───── Exercise data
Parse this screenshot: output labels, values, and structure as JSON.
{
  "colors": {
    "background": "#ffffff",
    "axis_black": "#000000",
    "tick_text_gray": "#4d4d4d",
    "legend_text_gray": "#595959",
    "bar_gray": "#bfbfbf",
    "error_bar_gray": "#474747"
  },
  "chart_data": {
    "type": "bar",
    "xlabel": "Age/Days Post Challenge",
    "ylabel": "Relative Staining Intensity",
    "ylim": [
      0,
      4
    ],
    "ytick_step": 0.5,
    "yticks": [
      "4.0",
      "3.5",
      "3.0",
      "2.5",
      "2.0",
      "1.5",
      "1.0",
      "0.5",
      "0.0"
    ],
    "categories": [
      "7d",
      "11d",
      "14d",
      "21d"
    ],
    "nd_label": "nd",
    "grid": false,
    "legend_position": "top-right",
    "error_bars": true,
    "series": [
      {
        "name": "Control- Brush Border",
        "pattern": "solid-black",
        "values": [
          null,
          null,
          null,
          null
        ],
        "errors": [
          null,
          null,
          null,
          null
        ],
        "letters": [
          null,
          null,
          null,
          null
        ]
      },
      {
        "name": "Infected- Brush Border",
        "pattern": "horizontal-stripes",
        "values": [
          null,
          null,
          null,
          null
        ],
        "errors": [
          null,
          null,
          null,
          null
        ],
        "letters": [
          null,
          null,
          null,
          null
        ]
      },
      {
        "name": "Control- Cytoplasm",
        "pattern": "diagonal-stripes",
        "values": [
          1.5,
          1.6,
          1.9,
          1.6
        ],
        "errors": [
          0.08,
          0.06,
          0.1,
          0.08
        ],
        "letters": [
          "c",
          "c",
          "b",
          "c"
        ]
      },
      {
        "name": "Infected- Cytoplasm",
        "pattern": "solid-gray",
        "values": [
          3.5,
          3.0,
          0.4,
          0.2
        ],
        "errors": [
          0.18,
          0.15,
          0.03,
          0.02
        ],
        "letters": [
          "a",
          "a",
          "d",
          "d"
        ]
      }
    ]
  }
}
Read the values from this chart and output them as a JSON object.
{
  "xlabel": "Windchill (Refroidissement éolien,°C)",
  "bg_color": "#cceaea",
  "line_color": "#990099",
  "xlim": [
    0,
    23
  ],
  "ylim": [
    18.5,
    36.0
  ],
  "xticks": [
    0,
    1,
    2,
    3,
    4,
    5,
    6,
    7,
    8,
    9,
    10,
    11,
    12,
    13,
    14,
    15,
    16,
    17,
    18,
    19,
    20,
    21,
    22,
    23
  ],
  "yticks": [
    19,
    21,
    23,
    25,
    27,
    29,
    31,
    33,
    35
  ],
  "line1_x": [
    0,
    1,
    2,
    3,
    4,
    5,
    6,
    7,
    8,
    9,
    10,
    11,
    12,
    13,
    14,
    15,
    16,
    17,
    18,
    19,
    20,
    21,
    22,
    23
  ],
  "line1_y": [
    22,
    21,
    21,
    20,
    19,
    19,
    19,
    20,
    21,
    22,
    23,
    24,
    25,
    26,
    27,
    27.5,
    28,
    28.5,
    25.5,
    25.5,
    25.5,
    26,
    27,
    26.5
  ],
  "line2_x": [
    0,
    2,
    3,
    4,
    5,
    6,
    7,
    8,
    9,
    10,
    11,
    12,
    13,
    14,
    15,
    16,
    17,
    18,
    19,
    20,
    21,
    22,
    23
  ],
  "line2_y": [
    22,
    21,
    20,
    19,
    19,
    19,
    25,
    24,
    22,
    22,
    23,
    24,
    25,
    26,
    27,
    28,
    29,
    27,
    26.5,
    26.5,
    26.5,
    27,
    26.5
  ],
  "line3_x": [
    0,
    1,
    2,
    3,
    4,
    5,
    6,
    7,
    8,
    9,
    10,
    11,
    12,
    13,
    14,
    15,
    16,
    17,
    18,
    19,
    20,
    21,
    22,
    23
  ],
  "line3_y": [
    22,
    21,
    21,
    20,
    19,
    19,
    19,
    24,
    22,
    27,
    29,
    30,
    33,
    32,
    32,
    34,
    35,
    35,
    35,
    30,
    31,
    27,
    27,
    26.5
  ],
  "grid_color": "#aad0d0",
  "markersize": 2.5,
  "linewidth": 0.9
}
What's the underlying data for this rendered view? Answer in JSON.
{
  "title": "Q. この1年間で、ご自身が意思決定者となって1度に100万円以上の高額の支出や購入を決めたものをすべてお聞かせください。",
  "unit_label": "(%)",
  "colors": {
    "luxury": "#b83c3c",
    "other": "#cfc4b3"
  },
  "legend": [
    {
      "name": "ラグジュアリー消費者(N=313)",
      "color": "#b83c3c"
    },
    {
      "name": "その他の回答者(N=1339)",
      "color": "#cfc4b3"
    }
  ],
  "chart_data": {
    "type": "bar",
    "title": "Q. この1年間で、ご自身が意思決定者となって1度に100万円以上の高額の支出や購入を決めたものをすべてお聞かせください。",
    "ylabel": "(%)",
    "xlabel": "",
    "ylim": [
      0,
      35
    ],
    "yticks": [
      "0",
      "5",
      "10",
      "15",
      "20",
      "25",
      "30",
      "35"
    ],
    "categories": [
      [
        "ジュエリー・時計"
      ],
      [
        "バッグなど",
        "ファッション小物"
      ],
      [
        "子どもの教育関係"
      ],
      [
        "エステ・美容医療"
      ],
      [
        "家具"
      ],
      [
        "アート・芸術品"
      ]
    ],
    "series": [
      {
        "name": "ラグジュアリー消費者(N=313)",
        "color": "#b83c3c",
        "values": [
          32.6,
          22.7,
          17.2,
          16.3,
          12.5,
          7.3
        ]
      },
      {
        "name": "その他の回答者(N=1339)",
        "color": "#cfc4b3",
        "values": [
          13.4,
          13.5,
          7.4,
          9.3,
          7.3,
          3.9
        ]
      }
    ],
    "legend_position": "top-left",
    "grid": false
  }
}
──────────
Go through the material above and count the lines that contain "title"; give that number alone.

2